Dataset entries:
☆ ☆ ☆ ☆ ☆ ☆ ☆
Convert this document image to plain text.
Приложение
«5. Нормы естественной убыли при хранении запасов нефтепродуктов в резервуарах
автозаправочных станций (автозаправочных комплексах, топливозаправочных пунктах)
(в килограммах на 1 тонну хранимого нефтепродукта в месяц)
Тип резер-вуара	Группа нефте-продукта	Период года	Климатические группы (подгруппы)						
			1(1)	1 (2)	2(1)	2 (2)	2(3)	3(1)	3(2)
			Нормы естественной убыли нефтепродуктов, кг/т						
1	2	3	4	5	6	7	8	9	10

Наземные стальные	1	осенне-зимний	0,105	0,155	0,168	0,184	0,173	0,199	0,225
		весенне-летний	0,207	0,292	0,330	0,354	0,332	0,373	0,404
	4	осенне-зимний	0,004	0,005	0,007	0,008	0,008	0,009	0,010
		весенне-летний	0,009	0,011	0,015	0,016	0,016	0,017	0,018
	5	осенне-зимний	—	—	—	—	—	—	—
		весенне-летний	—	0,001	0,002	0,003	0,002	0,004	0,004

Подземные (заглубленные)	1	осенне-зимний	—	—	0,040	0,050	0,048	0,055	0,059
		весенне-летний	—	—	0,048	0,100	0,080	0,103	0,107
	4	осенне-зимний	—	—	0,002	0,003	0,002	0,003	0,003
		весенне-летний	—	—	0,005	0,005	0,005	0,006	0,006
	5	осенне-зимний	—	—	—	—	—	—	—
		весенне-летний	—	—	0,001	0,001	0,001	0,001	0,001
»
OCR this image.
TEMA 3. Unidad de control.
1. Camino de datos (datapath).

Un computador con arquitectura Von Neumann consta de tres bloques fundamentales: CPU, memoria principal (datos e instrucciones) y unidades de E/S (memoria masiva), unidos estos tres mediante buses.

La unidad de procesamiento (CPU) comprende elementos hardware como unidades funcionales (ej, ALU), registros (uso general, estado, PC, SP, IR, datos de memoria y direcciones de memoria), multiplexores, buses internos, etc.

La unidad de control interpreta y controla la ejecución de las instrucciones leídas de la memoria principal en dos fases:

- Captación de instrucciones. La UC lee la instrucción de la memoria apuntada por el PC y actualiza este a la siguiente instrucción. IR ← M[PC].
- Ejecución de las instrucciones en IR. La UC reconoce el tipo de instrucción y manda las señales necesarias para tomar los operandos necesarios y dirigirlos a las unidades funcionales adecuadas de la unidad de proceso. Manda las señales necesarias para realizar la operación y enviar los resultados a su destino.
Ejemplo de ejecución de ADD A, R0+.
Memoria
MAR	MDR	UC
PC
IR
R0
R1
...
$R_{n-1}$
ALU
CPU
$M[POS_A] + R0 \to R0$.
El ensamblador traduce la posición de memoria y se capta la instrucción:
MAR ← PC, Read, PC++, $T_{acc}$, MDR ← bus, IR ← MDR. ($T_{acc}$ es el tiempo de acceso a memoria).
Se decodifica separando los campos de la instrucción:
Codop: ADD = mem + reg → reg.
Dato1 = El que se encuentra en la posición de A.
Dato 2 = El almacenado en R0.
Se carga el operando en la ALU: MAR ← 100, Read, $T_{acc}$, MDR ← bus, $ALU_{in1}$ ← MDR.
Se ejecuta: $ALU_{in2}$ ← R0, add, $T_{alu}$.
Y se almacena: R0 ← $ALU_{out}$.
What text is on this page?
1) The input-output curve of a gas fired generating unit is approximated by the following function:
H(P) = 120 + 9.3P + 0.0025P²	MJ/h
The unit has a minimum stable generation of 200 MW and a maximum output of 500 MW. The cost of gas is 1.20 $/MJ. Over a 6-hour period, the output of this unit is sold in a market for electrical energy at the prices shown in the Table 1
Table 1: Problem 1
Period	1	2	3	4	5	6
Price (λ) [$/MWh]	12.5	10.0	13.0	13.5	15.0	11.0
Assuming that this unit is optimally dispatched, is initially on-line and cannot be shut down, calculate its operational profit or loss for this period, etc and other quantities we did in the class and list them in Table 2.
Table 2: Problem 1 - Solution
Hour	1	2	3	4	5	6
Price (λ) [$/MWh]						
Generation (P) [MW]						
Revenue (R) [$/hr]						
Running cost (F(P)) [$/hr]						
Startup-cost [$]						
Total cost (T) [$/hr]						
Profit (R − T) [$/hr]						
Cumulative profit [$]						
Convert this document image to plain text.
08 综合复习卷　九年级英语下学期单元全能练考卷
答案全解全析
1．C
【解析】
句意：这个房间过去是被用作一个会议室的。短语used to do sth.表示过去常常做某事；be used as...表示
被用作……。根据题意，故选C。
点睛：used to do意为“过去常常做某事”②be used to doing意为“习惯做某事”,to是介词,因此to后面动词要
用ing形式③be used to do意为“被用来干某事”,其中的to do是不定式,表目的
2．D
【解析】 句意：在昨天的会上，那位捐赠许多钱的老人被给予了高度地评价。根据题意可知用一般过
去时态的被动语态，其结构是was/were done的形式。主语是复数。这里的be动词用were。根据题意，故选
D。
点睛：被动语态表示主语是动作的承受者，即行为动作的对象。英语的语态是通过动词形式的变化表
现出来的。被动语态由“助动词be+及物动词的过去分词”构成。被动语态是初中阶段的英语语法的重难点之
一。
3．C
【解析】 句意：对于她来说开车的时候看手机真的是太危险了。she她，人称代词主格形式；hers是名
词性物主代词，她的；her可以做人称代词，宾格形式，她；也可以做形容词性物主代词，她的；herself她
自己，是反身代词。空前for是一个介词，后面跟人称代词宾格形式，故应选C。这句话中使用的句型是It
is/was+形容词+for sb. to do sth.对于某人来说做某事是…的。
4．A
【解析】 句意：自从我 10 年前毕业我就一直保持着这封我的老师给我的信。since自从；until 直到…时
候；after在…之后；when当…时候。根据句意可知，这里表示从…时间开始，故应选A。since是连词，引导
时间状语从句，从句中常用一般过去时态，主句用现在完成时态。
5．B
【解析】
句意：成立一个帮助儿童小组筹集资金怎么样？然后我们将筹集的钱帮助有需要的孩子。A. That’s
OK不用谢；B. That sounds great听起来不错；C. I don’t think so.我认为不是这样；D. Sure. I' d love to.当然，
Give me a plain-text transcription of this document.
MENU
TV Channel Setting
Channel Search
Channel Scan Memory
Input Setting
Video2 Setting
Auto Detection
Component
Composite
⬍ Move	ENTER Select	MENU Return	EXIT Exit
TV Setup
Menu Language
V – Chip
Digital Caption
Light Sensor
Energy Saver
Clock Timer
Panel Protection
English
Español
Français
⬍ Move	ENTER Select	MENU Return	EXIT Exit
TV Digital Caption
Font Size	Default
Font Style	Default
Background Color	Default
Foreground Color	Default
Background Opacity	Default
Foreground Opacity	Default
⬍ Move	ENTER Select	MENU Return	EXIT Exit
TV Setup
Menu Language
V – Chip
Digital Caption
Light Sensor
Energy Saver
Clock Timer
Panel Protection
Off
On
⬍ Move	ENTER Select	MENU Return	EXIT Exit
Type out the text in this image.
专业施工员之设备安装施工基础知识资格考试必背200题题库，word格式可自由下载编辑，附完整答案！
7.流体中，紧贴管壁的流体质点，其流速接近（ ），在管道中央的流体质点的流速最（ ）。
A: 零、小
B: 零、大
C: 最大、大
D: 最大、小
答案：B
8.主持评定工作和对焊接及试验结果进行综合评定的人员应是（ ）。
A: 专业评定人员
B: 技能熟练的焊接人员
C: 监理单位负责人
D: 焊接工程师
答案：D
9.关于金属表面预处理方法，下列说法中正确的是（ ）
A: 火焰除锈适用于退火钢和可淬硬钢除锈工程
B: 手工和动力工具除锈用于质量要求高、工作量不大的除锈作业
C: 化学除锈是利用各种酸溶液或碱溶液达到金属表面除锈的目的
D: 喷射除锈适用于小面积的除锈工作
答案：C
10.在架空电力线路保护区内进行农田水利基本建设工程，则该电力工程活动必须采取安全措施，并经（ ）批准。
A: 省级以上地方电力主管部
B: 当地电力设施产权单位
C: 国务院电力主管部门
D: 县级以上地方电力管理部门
☆ ☆ ☆ ☆ ☆ ☆ ☆
WORK REQUIRED:
Copy down every line of the material above that includes the string "нефтепродуктов".

OUTPUT FOR THIS EXERCISE:
«5. Нормы естественной убыли при хранении запасов нефтепродуктов в резервуарах
			Нормы естественной убыли нефтепродуктов, кг/т						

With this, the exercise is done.